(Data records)
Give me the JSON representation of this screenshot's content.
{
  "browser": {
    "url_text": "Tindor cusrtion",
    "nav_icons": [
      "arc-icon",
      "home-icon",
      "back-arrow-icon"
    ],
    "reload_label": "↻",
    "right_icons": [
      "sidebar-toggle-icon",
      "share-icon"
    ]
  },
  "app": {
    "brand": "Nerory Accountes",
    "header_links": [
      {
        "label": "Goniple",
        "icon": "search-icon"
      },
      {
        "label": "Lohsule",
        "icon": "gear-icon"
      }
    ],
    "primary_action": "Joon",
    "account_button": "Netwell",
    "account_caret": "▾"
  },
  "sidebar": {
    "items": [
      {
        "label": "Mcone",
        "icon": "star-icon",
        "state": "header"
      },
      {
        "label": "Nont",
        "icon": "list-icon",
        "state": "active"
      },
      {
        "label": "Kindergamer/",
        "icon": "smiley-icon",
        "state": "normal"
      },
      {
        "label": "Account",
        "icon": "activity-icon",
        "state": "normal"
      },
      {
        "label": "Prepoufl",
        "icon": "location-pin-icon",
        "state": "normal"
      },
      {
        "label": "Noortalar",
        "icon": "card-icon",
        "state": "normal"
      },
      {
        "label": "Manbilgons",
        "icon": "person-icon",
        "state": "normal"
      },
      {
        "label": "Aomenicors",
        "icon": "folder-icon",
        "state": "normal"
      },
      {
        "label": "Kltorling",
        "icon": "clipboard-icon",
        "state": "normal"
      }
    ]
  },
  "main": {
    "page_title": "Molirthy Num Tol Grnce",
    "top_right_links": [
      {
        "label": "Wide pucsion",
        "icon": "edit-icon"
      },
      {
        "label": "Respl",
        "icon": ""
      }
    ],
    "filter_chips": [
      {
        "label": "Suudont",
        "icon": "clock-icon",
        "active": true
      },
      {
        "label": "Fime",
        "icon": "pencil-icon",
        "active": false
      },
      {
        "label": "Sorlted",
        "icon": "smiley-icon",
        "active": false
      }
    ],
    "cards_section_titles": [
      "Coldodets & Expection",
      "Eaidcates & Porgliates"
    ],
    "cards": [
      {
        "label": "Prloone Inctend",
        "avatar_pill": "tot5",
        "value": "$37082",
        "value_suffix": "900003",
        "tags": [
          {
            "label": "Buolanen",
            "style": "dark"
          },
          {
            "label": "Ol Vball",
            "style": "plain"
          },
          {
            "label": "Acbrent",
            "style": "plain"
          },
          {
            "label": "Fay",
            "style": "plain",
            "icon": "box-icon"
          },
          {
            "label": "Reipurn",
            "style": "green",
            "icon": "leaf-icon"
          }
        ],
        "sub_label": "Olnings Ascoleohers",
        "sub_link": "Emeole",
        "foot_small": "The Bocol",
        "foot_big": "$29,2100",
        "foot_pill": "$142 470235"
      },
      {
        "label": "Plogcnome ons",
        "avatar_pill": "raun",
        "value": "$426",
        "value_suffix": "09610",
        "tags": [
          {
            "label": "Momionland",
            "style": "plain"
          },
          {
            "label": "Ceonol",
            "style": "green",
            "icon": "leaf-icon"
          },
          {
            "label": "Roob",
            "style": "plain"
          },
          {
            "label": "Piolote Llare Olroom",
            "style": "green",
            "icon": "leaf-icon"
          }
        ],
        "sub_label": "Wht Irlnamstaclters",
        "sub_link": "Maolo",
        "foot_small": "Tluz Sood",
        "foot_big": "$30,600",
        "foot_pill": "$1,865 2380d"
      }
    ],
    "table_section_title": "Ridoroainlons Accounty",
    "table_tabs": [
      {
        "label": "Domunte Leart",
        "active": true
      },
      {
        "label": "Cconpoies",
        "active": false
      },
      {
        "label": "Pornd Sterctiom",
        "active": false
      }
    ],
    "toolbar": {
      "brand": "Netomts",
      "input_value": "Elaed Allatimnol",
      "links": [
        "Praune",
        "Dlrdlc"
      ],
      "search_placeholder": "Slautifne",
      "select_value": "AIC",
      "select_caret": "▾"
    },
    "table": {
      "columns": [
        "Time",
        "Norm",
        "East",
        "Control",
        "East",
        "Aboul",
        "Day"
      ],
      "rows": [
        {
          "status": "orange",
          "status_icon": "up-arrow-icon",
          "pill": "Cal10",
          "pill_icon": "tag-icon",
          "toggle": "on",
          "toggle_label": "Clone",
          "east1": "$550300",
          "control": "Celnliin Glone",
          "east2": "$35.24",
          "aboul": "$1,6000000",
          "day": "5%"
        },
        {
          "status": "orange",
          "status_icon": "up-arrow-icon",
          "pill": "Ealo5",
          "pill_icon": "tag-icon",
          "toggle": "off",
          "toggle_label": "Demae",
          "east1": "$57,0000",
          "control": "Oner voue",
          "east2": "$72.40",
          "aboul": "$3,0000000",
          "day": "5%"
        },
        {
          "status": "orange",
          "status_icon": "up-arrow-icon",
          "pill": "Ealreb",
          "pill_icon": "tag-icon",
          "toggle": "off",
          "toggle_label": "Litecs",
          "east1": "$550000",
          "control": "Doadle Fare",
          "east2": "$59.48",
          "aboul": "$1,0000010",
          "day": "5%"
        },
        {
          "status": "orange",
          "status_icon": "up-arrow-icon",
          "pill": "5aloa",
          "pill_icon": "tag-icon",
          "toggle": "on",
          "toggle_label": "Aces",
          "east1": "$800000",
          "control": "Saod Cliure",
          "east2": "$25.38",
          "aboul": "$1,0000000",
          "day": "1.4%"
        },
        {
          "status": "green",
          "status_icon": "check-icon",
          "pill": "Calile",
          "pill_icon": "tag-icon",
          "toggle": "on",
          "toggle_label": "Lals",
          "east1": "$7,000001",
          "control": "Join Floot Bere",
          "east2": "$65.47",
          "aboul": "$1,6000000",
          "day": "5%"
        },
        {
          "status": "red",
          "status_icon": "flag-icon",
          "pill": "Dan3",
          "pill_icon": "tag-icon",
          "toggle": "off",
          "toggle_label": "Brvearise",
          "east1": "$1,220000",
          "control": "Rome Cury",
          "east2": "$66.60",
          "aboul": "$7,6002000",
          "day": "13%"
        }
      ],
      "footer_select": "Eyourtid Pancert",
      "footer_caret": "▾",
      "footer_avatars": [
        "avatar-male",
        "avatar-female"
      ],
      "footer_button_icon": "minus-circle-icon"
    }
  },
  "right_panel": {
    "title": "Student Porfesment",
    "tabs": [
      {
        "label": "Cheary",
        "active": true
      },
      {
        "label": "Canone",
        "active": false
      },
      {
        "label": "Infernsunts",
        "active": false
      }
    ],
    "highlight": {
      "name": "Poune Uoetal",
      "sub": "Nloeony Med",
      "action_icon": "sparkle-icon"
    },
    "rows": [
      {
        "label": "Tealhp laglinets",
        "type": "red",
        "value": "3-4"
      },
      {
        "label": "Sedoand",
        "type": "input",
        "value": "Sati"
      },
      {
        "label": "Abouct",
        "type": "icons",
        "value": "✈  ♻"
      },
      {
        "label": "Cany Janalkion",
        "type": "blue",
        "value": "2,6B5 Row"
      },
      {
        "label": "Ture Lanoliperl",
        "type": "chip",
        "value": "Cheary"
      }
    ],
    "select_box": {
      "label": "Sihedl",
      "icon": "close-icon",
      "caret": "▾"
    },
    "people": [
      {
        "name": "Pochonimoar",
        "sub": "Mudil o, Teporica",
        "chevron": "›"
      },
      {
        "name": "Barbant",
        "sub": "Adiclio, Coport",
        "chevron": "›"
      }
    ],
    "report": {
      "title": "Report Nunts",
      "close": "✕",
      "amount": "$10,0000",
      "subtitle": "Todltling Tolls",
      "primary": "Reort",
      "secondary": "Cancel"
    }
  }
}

=== Goal ===
Output the full listing without altering anything.

=== Output of the task ===
Give me the JSON representation of this screenshot's content.
{
  "browser": {
    "url_text": "Tindor cusrtion",
    "nav_icons": [
      "arc-icon",
      "home-icon",
      "back-arrow-icon"
    ],
    "reload_label": "↻",
    "right_icons": [
      "sidebar-toggle-icon",
      "share-icon"
    ]
  },
  "app": {
    "brand": "Nerory Accountes",
    "header_links": [
      {
        "label": "Goniple",
        "icon": "search-icon"
      },
      {
        "label": "Lohsule",
        "icon": "gear-icon"
      }
    ],
    "primary_action": "Joon",
    "account_button": "Netwell",
    "account_caret": "▾"
  },
  "sidebar": {
    "items": [
      {
        "label": "Mcone",
        "icon": "star-icon",
        "state": "header"
      },
      {
        "label": "Nont",
        "icon": "list-icon",
        "state": "active"
      },
      {
        "label": "Kindergamer/",
        "icon": "smiley-icon",
        "state": "normal"
      },
      {
        "label": "Account",
        "icon": "activity-icon",
        "state": "normal"
      },
      {
        "label": "Prepoufl",
        "icon": "location-pin-icon",
        "state": "normal"
      },
      {
        "label": "Noortalar",
        "icon": "card-icon",
        "state": "normal"
      },
      {
        "label": "Manbilgons",
        "icon": "person-icon",
        "state": "normal"
      },
      {
        "label": "Aomenicors",
        "icon": "folder-icon",
        "state": "normal"
      },
      {
        "label": "Kltorling",
        "icon": "clipboard-icon",
        "state": "normal"
      }
    ]
  },
  "main": {
    "page_title": "Molirthy Num Tol Grnce",
    "top_right_links": [
      {
        "label": "Wide pucsion",
        "icon": "edit-icon"
      },
      {
        "label": "Respl",
        "icon": ""
      }
    ],
    "filter_chips": [
      {
        "label": "Suudont",
        "icon": "clock-icon",
        "active": true
      },
      {
        "label": "Fime",
        "icon": "pencil-icon",
        "active": false
      },
      {
        "label": "Sorlted",
        "icon": "smiley-icon",
        "active": false
      }
    ],
    "cards_section_titles": [
      "Coldodets & Expection",
      "Eaidcates & Porgliates"
    ],
    "cards": [
      {
        "label": "Prloone Inctend",
        "avatar_pill": "tot5",
        "value": "$37082",
        "value_suffix": "900003",
        "tags": [
          {
            "label": "Buolanen",
            "style": "dark"
          },
          {
            "label": "Ol Vball",
            "style": "plain"
          },
          {
            "label": "Acbrent",
            "style": "plain"
          },
          {
            "label": "Fay",
            "style": "plain",
            "icon": "box-icon"
          },
          {
            "label": "Reipurn",
            "style": "green",
            "icon": "leaf-icon"
          }
        ],
        "sub_label": "Olnings Ascoleohers",
        "sub_link": "Emeole",
        "foot_small": "The Bocol",
        "foot_big": "$29,2100",
        "foot_pill": "$142 470235"
      },
      {
        "label": "Plogcnome ons",
        "avatar_pill": "raun",
        "value": "$426",
        "value_suffix": "09610",
        "tags": [
          {
            "label": "Momionland",
            "style": "plain"
          },
          {
            "label": "Ceonol",
            "style": "green",
            "icon": "leaf-icon"
          },
          {
            "label": "Roob",
            "style": "plain"
          },
          {
            "label": "Piolote Llare Olroom",
            "style": "green",
            "icon": "leaf-icon"
          }
        ],
        "sub_label": "Wht Irlnamstaclters",
        "sub_link": "Maolo",
        "foot_small": "Tluz Sood",
        "foot_big": "$30,600",
        "foot_pill": "$1,865 2380d"
      }
    ],
    "table_section_title": "Ridoroainlons Accounty",
    "table_tabs": [
      {
        "label": "Domunte Leart",
        "active": true
      },
      {
        "label": "Cconpoies",
        "active": false
      },
      {
        "label": "Pornd Sterctiom",
        "active": false
      }
    ],
    "toolbar": {
      "brand": "Netomts",
      "input_value": "Elaed Allatimnol",
      "links": [
        "Praune",
        "Dlrdlc"
      ],
      "search_placeholder": "Slautifne",
      "select_value": "AIC",
      "select_caret": "▾"
    },
    "table": {
      "columns": [
        "Time",
        "Norm",
        "East",
        "Control",
        "East",
        "Aboul",
        "Day"
      ],
      "rows": [
        {
          "status": "orange",
          "status_icon": "up-arrow-icon",
          "pill": "Cal10",
          "pill_icon": "tag-icon",
          "toggle": "on",
          "toggle_label": "Clone",
          "east1": "$550300",
          "control": "Celnliin Glone",
          "east2": "$35.24",
          "aboul": "$1,6000000",
          "day": "5%"
        },
        {
          "status": "orange",
          "status_icon": "up-arrow-icon",
          "pill": "Ealo5",
          "pill_icon": "tag-icon",
          "toggle": "off",
          "toggle_label": "Demae",
          "east1": "$57,0000",
          "control": "Oner voue",
          "east2": "$72.40",
          "aboul": "$3,0000000",
          "day": "5%"
        },
        {
          "status": "orange",
          "status_icon": "up-arrow-icon",
          "pill": "Ealreb",
          "pill_icon": "tag-icon",
          "toggle": "off",
          "toggle_label": "Litecs",
          "east1": "$550000",
          "control": "Doadle Fare",
          "east2": "$59.48",
          "aboul": "$1,0000010",
          "day": "5%"
        },
        {
          "status": "orange",
          "status_icon": "up-arrow-icon",
          "pill": "5aloa",
          "pill_icon": "tag-icon",
          "toggle": "on",
          "toggle_label": "Aces",
          "east1": "$800000",
          "control": "Saod Cliure",
          "east2": "$25.38",
          "aboul": "$1,0000000",
          "day": "1.4%"
        },
        {
          "status": "green",
          "status_icon": "check-icon",
          "pill": "Calile",
          "pill_icon": "tag-icon",
          "toggle": "on",
          "toggle_label": "Lals",
          "east1": "$7,000001",
          "control": "Join Floot Bere",
          "east2": "$65.47",
          "aboul": "$1,6000000",
          "day": "5%"
        },
        {
          "status": "red",
          "status_icon": "flag-icon",
          "pill": "Dan3",
          "pill_icon": "tag-icon",
          "toggle": "off",
          "toggle_label": "Brvearise",
          "east1": "$1,220000",
          "control": "Rome Cury",
          "east2": "$66.60",
          "aboul": "$7,6002000",
          "day": "13%"
        }
      ],
      "footer_select": "Eyourtid Pancert",
      "footer_caret": "▾",
      "footer_avatars": [
        "avatar-male",
        "avatar-female"
      ],
      "footer_button_icon": "minus-circle-icon"
    }
  },
  "right_panel": {
    "title": "Student Porfesment",
    "tabs": [
      {
        "label": "Cheary",
        "active": true
      },
      {
        "label": "Canone",
        "active": false
      },
      {
        "label": "Infernsunts",
        "active": false
      }
    ],
    "highlight": {
      "name": "Poune Uoetal",
      "sub": "Nloeony Med",
      "action_icon": "sparkle-icon"
    },
    "rows": [
      {
        "label": "Tealhp laglinets",
        "type": "red",
        "value": "3-4"
      },
      {
        "label": "Sedoand",
        "type": "input",
        "value": "Sati"
      },
      {
        "label": "Abouct",
        "type": "icons",
        "value": "✈  ♻"
      },
      {
        "label": "Cany Janalkion",
        "type": "blue",
        "value": "2,6B5 Row"
      },
      {
        "label": "Ture Lanoliperl",
        "type": "chip",
        "value": "Cheary"
      }
    ],
    "select_box": {
      "label": "Sihedl",
      "icon": "close-icon",
      "caret": "▾"
    },
    "people": [
      {
        "name": "Pochonimoar",
        "sub": "Mudil o, Teporica",
        "chevron": "›"
      },
      {
        "name": "Barbant",
        "sub": "Adiclio, Coport",
        "chevron": "›"
      }
    ],
    "report": {
      "title": "Report Nunts",
      "close": "✕",
      "amount": "$10,0000",
      "subtitle": "Todltling Tolls",
      "primary": "Reort",
      "secondary": "Cancel"
    }
  }
}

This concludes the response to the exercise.